Extracts from a graphics dataset:
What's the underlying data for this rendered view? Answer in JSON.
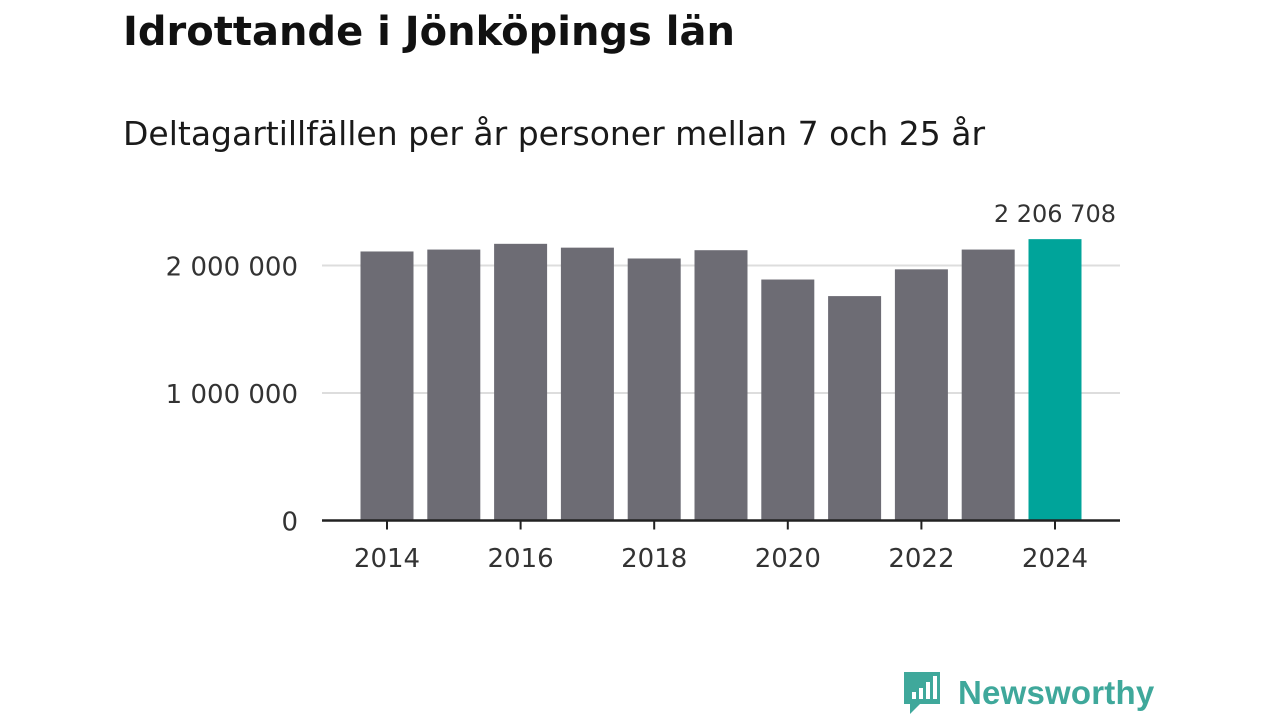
{
  "header": {
    "title": "Idrottande i Jönköpings län",
    "subtitle": "Deltagartillfällen per år personer mellan 7 och 25 år"
  },
  "brand": {
    "name": "Newsworthy",
    "color": "#3fa89b"
  },
  "colors": {
    "bar": "#6d6c74",
    "highlight": "#00a49a",
    "grid": "#dddddd",
    "axis": "#222222"
  },
  "chart_data": {
    "type": "bar",
    "title": "Idrottande i Jönköpings län",
    "subtitle": "Deltagartillfällen per år personer mellan 7 och 25 år",
    "xlabel": "",
    "ylabel": "",
    "categories": [
      "2014",
      "2015",
      "2016",
      "2017",
      "2018",
      "2019",
      "2020",
      "2021",
      "2022",
      "2023",
      "2024"
    ],
    "values": [
      2110000,
      2125000,
      2170000,
      2140000,
      2055000,
      2120000,
      1890000,
      1760000,
      1970000,
      2125000,
      2206708
    ],
    "highlight_index": 10,
    "ylim": [
      0,
      2350000
    ],
    "yticks": [
      0,
      1000000,
      2000000
    ],
    "ytick_labels": [
      "0",
      "1 000 000",
      "2 000 000"
    ],
    "xtick_labels": [
      "2014",
      "",
      "2016",
      "",
      "2018",
      "",
      "2020",
      "",
      "2022",
      "",
      "2024"
    ],
    "data_labels": [
      {
        "index": 10,
        "text": "2 206 708"
      }
    ],
    "grid": true,
    "legend": "none"
  }
}
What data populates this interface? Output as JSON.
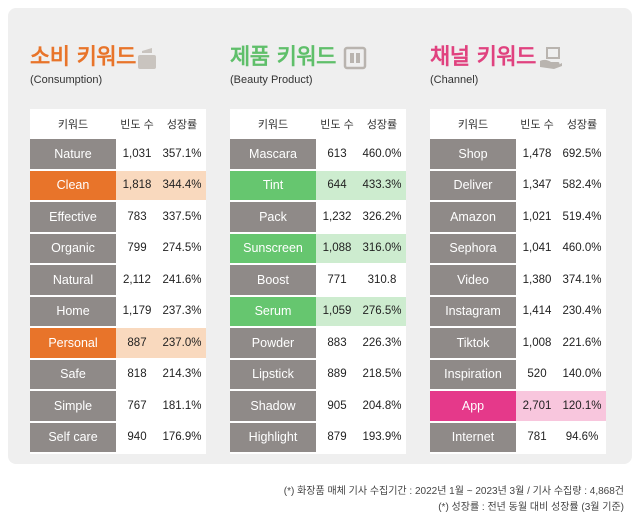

> _Your task_
Exactly reproduce each record, leaving out any pictures.

> _Task answer_
What's the underlying data for this rendered view? Answer in JSON.
{
  "header": {
    "title": "Idrottande i Jönköpings län",
    "subtitle": "Deltagartillfällen per år personer mellan 7 och 25 år"
  },
  "brand": {
    "name": "Newsworthy",
    "color": "#3fa89b"
  },
  "colors": {
    "bar": "#6d6c74",
    "highlight": "#00a49a",
    "grid": "#dddddd",
    "axis": "#222222"
  },
  "chart_data": {
    "type": "bar",
    "title": "Idrottande i Jönköpings län",
    "subtitle": "Deltagartillfällen per år personer mellan 7 och 25 år",
    "xlabel": "",
    "ylabel": "",
    "categories": [
      "2014",
      "2015",
      "2016",
      "2017",
      "2018",
      "2019",
      "2020",
      "2021",
      "2022",
      "2023",
      "2024"
    ],
    "values": [
      2110000,
      2125000,
      2170000,
      2140000,
      2055000,
      2120000,
      1890000,
      1760000,
      1970000,
      2125000,
      2206708
    ],
    "highlight_index": 10,
    "ylim": [
      0,
      2350000
    ],
    "yticks": [
      0,
      1000000,
      2000000
    ],
    "ytick_labels": [
      "0",
      "1 000 000",
      "2 000 000"
    ],
    "xtick_labels": [
      "2014",
      "",
      "2016",
      "",
      "2018",
      "",
      "2020",
      "",
      "2022",
      "",
      "2024"
    ],
    "data_labels": [
      {
        "index": 10,
        "text": "2 206 708"
      }
    ],
    "grid": true,
    "legend": "none"
  }
}
What data populates this interface? Output as JSON.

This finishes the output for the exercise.